Layout records:
----
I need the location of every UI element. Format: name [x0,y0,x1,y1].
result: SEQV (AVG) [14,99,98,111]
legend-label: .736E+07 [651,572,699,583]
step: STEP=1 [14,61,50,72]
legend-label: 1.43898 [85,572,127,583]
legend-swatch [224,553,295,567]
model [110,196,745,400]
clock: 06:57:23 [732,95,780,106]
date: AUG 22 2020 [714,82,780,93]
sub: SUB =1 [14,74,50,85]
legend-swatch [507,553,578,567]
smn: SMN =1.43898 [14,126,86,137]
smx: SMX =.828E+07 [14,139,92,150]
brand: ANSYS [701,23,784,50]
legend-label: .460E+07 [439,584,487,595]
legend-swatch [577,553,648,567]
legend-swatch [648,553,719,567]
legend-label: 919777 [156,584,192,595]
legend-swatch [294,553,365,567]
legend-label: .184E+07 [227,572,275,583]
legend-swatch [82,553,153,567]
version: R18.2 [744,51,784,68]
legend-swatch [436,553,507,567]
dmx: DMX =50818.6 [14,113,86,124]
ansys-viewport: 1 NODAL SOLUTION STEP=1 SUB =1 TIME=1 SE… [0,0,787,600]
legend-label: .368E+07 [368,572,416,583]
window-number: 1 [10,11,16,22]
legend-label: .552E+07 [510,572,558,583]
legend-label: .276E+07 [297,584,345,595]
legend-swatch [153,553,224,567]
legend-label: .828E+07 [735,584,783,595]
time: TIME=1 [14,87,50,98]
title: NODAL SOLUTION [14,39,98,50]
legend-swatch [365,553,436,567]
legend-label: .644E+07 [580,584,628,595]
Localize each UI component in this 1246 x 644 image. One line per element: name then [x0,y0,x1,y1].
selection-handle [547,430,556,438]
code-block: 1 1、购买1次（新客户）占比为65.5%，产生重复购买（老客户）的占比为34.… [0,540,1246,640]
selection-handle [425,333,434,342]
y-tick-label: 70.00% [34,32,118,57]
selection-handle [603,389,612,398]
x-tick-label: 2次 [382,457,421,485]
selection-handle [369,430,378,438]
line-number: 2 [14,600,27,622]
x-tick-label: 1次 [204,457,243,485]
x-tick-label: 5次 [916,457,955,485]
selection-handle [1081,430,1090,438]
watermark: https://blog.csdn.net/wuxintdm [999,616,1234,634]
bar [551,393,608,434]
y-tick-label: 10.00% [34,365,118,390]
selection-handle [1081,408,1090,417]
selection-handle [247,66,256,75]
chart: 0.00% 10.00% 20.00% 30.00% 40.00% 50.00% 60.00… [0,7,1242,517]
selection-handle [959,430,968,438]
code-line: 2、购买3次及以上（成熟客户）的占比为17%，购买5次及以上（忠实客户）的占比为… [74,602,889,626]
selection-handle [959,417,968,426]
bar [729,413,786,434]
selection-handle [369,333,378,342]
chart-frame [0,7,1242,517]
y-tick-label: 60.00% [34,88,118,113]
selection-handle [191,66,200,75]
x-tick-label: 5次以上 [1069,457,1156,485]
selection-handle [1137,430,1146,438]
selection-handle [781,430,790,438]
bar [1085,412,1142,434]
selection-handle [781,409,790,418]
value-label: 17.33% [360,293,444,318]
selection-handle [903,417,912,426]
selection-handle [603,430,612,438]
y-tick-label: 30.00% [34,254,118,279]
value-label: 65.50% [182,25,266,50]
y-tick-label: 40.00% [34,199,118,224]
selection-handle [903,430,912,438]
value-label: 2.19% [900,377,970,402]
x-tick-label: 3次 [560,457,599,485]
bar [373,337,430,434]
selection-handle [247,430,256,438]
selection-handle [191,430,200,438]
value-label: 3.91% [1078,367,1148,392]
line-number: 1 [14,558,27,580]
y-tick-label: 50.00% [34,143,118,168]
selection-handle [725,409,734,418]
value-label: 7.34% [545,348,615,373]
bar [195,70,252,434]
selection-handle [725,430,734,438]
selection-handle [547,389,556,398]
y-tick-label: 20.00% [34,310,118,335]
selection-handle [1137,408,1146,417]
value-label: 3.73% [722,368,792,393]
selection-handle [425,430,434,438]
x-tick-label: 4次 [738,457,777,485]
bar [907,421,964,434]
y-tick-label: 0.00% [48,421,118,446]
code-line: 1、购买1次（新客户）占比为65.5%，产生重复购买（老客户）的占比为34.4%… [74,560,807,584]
----
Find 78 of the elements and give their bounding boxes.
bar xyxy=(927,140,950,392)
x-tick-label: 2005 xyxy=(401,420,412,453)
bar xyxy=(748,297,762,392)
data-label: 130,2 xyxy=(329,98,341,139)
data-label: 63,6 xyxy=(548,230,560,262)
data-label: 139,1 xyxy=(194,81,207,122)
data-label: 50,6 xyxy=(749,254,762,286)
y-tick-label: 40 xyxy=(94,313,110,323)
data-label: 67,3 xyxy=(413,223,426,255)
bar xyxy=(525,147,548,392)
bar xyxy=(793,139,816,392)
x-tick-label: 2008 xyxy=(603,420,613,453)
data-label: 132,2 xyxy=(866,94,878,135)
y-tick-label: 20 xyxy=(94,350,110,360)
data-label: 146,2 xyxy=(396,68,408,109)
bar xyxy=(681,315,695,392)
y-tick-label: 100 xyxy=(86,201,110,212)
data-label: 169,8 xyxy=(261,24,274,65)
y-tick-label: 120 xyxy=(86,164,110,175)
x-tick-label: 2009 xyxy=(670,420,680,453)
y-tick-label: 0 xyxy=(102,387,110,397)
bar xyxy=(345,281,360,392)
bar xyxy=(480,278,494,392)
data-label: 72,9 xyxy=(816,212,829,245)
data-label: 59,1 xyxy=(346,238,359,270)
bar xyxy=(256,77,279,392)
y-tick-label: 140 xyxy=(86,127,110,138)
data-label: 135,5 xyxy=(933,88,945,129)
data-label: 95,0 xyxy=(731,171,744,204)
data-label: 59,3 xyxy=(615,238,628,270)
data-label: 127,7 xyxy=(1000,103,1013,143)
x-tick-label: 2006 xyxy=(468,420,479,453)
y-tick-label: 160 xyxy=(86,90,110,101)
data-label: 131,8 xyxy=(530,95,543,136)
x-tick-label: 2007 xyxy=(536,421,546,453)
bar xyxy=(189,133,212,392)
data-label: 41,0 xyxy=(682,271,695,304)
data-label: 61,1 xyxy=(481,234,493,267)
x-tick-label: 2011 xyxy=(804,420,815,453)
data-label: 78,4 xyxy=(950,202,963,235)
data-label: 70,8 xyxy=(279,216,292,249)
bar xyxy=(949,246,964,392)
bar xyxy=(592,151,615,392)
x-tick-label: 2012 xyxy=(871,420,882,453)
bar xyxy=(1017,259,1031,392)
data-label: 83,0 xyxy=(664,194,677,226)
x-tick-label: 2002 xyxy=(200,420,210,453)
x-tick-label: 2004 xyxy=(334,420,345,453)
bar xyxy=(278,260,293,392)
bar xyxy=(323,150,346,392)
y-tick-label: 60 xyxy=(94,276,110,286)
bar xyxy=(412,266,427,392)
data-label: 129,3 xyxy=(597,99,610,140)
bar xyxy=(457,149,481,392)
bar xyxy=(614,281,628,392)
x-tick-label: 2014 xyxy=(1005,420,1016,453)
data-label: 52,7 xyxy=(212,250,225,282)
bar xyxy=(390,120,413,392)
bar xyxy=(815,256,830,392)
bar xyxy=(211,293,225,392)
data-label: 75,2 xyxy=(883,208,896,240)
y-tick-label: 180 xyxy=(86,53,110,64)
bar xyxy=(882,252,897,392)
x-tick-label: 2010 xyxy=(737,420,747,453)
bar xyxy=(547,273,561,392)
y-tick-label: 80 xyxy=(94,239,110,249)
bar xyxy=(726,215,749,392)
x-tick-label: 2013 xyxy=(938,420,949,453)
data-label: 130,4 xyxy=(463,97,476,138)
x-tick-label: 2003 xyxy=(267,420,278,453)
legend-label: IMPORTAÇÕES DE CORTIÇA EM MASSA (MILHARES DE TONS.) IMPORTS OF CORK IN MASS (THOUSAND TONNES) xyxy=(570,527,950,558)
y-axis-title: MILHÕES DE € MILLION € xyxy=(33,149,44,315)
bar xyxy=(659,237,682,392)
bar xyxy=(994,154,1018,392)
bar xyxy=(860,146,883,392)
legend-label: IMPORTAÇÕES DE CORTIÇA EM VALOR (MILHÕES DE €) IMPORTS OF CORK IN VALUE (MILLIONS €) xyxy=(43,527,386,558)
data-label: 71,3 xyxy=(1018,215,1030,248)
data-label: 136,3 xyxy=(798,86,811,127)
----
> **Task requirements**
Edit the stretch from the line containing "I need the location" through the line containing "x-tick-label: 1次 [204,457,243,485]" by replacing "legend-swatch" with "color-swatch" wherever it occurs, and give back only those lines, otherwise unchanged.

> **Answer**
I need the location of every UI element. Format: name [x0,y0,x1,y1].
result: SEQV (AVG) [14,99,98,111]
legend-label: .736E+07 [651,572,699,583]
step: STEP=1 [14,61,50,72]
legend-label: 1.43898 [85,572,127,583]
color-swatch [224,553,295,567]
model [110,196,745,400]
clock: 06:57:23 [732,95,780,106]
date: AUG 22 2020 [714,82,780,93]
sub: SUB =1 [14,74,50,85]
color-swatch [507,553,578,567]
smn: SMN =1.43898 [14,126,86,137]
smx: SMX =.828E+07 [14,139,92,150]
brand: ANSYS [701,23,784,50]
legend-label: .460E+07 [439,584,487,595]
color-swatch [577,553,648,567]
color-swatch [648,553,719,567]
legend-label: 919777 [156,584,192,595]
color-swatch [294,553,365,567]
legend-label: .184E+07 [227,572,275,583]
color-swatch [82,553,153,567]
version: R18.2 [744,51,784,68]
color-swatch [436,553,507,567]
dmx: DMX =50818.6 [14,113,86,124]
ansys-viewport: 1 NODAL SOLUTION STEP=1 SUB =1 TIME=1 SE… [0,0,787,600]
legend-label: .368E+07 [368,572,416,583]
window-number: 1 [10,11,16,22]
legend-label: .552E+07 [510,572,558,583]
legend-label: .276E+07 [297,584,345,595]
color-swatch [153,553,224,567]
legend-label: .828E+07 [735,584,783,595]
time: TIME=1 [14,87,50,98]
title: NODAL SOLUTION [14,39,98,50]
color-swatch [365,553,436,567]
legend-label: .644E+07 [580,584,628,595]
Localize each UI component in this 1246 x 644 image. One line per element: name then [x0,y0,x1,y1].
selection-handle [547,430,556,438]
code-block: 1 1、购买1次（新客户）占比为65.5%，产生重复购买（老客户）的占比为34.… [0,540,1246,640]
selection-handle [425,333,434,342]
y-tick-label: 70.00% [34,32,118,57]
selection-handle [603,389,612,398]
x-tick-label: 2次 [382,457,421,485]
selection-handle [369,430,378,438]
line-number: 2 [14,600,27,622]
x-tick-label: 1次 [204,457,243,485]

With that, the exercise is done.